Collection entries
------------------------------
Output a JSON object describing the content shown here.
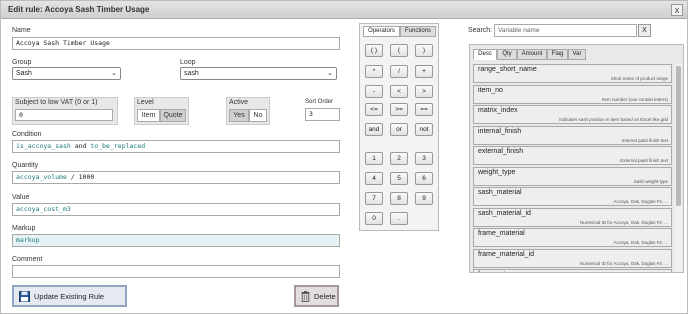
{
  "dialog": {
    "title": "Edit rule: Accoya Sash Timber Usage",
    "close_glyph": "x"
  },
  "form": {
    "name_label": "Name",
    "name_value": "Accoya Sash Timber Usage",
    "group_label": "Group",
    "group_value": "Sash",
    "loop_label": "Loop",
    "loop_value": "sash",
    "vat_label": "Subject to low VAT (0 or 1)",
    "vat_value": "0",
    "level_label": "Level",
    "level_options": [
      "Item",
      "Quote"
    ],
    "level_selected": "Quote",
    "active_label": "Active",
    "active_options": [
      "Yes",
      "No"
    ],
    "active_selected": "Yes",
    "sort_label": "Sort Order",
    "sort_value": "3",
    "condition_label": "Condition",
    "condition_parts": [
      "is_accoya_sash",
      "and",
      "to_be_replaced"
    ],
    "quantity_label": "Quantity",
    "quantity_parts": [
      "accoya_volume",
      "/ 1000"
    ],
    "value_label": "Value",
    "value_value": "accoya_cost_m3",
    "markup_label": "Markup",
    "markup_value": "markup",
    "comment_label": "Comment",
    "comment_value": ""
  },
  "actions": {
    "update_label": "Update Existing Rule",
    "delete_label": "Delete"
  },
  "calculator": {
    "tabs": [
      "Operators",
      "Functions"
    ],
    "active_tab": "Operators",
    "keys": [
      [
        "( )",
        "(",
        ")"
      ],
      [
        "*",
        "/",
        "+"
      ],
      [
        "-",
        "<",
        ">"
      ],
      [
        "<=",
        ">=",
        "=="
      ],
      [
        "and",
        "or",
        "not"
      ],
      [
        "1",
        "2",
        "3"
      ],
      [
        "4",
        "5",
        "6"
      ],
      [
        "7",
        "8",
        "9"
      ],
      [
        "0",
        "."
      ]
    ]
  },
  "search": {
    "label": "Search:",
    "placeholder": "Variable name",
    "clear_label": "X"
  },
  "variables": {
    "tabs": [
      "Desc",
      "Qty",
      "Amount",
      "Flag",
      "Var"
    ],
    "active_tab": "Desc",
    "items": [
      {
        "name": "range_short_name",
        "desc": "Short name of product range"
      },
      {
        "name": "item_no",
        "desc": "Item number (can contain letters)"
      },
      {
        "name": "matrix_index",
        "desc": "Indicates sash position in item based on Excel like grid"
      },
      {
        "name": "internal_finish",
        "desc": "Internal paint finish text"
      },
      {
        "name": "external_finish",
        "desc": "External paint finish text"
      },
      {
        "name": "weight_type",
        "desc": "Sash weight type"
      },
      {
        "name": "sash_material",
        "desc": "Accoya, Oak, Duglas Fir, ..."
      },
      {
        "name": "sash_material_id",
        "desc": "Numerical ID for Accoya, Oak, Duglas Fir, ..."
      },
      {
        "name": "frame_material",
        "desc": "Accoya, Oak, Duglas Fir, ..."
      },
      {
        "name": "frame_material_id",
        "desc": "Numerical ID for Accoya, Oak, Duglas Fir, ..."
      },
      {
        "name": "frame_stop",
        "desc": ""
      }
    ]
  },
  "icons": {
    "save": "floppy-disk-icon",
    "delete": "trash-icon"
  }
}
------------------------------
Verbatim reproduction of every record is required; images are left out.

REPLY TO THE EXERCISE
Output a JSON object describing the content shown here.
{
  "dialog": {
    "title": "Edit rule: Accoya Sash Timber Usage",
    "close_glyph": "x"
  },
  "form": {
    "name_label": "Name",
    "name_value": "Accoya Sash Timber Usage",
    "group_label": "Group",
    "group_value": "Sash",
    "loop_label": "Loop",
    "loop_value": "sash",
    "vat_label": "Subject to low VAT (0 or 1)",
    "vat_value": "0",
    "level_label": "Level",
    "level_options": [
      "Item",
      "Quote"
    ],
    "level_selected": "Quote",
    "active_label": "Active",
    "active_options": [
      "Yes",
      "No"
    ],
    "active_selected": "Yes",
    "sort_label": "Sort Order",
    "sort_value": "3",
    "condition_label": "Condition",
    "condition_parts": [
      "is_accoya_sash",
      "and",
      "to_be_replaced"
    ],
    "quantity_label": "Quantity",
    "quantity_parts": [
      "accoya_volume",
      "/ 1000"
    ],
    "value_label": "Value",
    "value_value": "accoya_cost_m3",
    "markup_label": "Markup",
    "markup_value": "markup",
    "comment_label": "Comment",
    "comment_value": ""
  },
  "actions": {
    "update_label": "Update Existing Rule",
    "delete_label": "Delete"
  },
  "calculator": {
    "tabs": [
      "Operators",
      "Functions"
    ],
    "active_tab": "Operators",
    "keys": [
      [
        "( )",
        "(",
        ")"
      ],
      [
        "*",
        "/",
        "+"
      ],
      [
        "-",
        "<",
        ">"
      ],
      [
        "<=",
        ">=",
        "=="
      ],
      [
        "and",
        "or",
        "not"
      ],
      [
        "1",
        "2",
        "3"
      ],
      [
        "4",
        "5",
        "6"
      ],
      [
        "7",
        "8",
        "9"
      ],
      [
        "0",
        "."
      ]
    ]
  },
  "search": {
    "label": "Search:",
    "placeholder": "Variable name",
    "clear_label": "X"
  },
  "variables": {
    "tabs": [
      "Desc",
      "Qty",
      "Amount",
      "Flag",
      "Var"
    ],
    "active_tab": "Desc",
    "items": [
      {
        "name": "range_short_name",
        "desc": "Short name of product range"
      },
      {
        "name": "item_no",
        "desc": "Item number (can contain letters)"
      },
      {
        "name": "matrix_index",
        "desc": "Indicates sash position in item based on Excel like grid"
      },
      {
        "name": "internal_finish",
        "desc": "Internal paint finish text"
      },
      {
        "name": "external_finish",
        "desc": "External paint finish text"
      },
      {
        "name": "weight_type",
        "desc": "Sash weight type"
      },
      {
        "name": "sash_material",
        "desc": "Accoya, Oak, Duglas Fir, ..."
      },
      {
        "name": "sash_material_id",
        "desc": "Numerical ID for Accoya, Oak, Duglas Fir, ..."
      },
      {
        "name": "frame_material",
        "desc": "Accoya, Oak, Duglas Fir, ..."
      },
      {
        "name": "frame_material_id",
        "desc": "Numerical ID for Accoya, Oak, Duglas Fir, ..."
      },
      {
        "name": "frame_stop",
        "desc": ""
      }
    ]
  },
  "icons": {
    "save": "floppy-disk-icon",
    "delete": "trash-icon"
  }
}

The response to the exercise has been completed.